Write out all of the data without omission, exactly as shown.

__RECORD SET__.
>>

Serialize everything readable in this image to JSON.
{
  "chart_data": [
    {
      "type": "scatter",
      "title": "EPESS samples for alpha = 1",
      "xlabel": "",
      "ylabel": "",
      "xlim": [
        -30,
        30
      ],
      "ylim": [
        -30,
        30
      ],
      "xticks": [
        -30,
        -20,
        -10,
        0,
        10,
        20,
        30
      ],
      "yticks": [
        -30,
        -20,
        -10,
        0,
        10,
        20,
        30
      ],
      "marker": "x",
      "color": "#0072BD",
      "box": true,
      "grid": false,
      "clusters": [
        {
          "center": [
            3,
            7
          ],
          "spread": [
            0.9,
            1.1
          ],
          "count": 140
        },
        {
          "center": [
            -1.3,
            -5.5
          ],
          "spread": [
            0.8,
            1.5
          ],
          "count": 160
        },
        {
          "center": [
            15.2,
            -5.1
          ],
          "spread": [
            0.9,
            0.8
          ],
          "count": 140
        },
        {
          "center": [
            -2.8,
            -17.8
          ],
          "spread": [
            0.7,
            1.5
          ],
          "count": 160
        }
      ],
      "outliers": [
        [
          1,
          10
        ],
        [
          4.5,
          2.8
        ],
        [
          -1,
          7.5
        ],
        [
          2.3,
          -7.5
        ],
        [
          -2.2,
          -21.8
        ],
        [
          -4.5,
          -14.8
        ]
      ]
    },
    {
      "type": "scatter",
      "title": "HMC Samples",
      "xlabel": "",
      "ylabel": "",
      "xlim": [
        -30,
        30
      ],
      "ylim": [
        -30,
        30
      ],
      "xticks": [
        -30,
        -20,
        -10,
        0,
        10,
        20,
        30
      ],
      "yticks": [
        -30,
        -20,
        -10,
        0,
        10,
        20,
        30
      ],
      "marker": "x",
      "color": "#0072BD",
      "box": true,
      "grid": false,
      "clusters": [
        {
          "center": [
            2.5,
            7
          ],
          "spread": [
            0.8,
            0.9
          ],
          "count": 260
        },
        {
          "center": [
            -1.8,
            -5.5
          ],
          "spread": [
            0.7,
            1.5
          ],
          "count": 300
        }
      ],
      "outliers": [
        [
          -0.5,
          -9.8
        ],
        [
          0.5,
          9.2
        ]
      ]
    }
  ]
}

<<

__SOLUTION TO THIS TASK__.
Serialize everything readable in this image to JSON.
{
  "chart_data": [
    {
      "type": "scatter",
      "title": "EPESS samples for alpha = 1",
      "xlabel": "",
      "ylabel": "",
      "xlim": [
        -30,
        30
      ],
      "ylim": [
        -30,
        30
      ],
      "xticks": [
        -30,
        -20,
        -10,
        0,
        10,
        20,
        30
      ],
      "yticks": [
        -30,
        -20,
        -10,
        0,
        10,
        20,
        30
      ],
      "marker": "x",
      "color": "#0072BD",
      "box": true,
      "grid": false,
      "clusters": [
        {
          "center": [
            3,
            7
          ],
          "spread": [
            0.9,
            1.1
          ],
          "count": 140
        },
        {
          "center": [
            -1.3,
            -5.5
          ],
          "spread": [
            0.8,
            1.5
          ],
          "count": 160
        },
        {
          "center": [
            15.2,
            -5.1
          ],
          "spread": [
            0.9,
            0.8
          ],
          "count": 140
        },
        {
          "center": [
            -2.8,
            -17.8
          ],
          "spread": [
            0.7,
            1.5
          ],
          "count": 160
        }
      ],
      "outliers": [
        [
          1,
          10
        ],
        [
          4.5,
          2.8
        ],
        [
          -1,
          7.5
        ],
        [
          2.3,
          -7.5
        ],
        [
          -2.2,
          -21.8
        ],
        [
          -4.5,
          -14.8
        ]
      ]
    },
    {
      "type": "scatter",
      "title": "HMC Samples",
      "xlabel": "",
      "ylabel": "",
      "xlim": [
        -30,
        30
      ],
      "ylim": [
        -30,
        30
      ],
      "xticks": [
        -30,
        -20,
        -10,
        0,
        10,
        20,
        30
      ],
      "yticks": [
        -30,
        -20,
        -10,
        0,
        10,
        20,
        30
      ],
      "marker": "x",
      "color": "#0072BD",
      "box": true,
      "grid": false,
      "clusters": [
        {
          "center": [
            2.5,
            7
          ],
          "spread": [
            0.8,
            0.9
          ],
          "count": 260
        },
        {
          "center": [
            -1.8,
            -5.5
          ],
          "spread": [
            0.7,
            1.5
          ],
          "count": 300
        }
      ],
      "outliers": [
        [
          -0.5,
          -9.8
        ],
        [
          0.5,
          9.2
        ]
      ]
    }
  ]
}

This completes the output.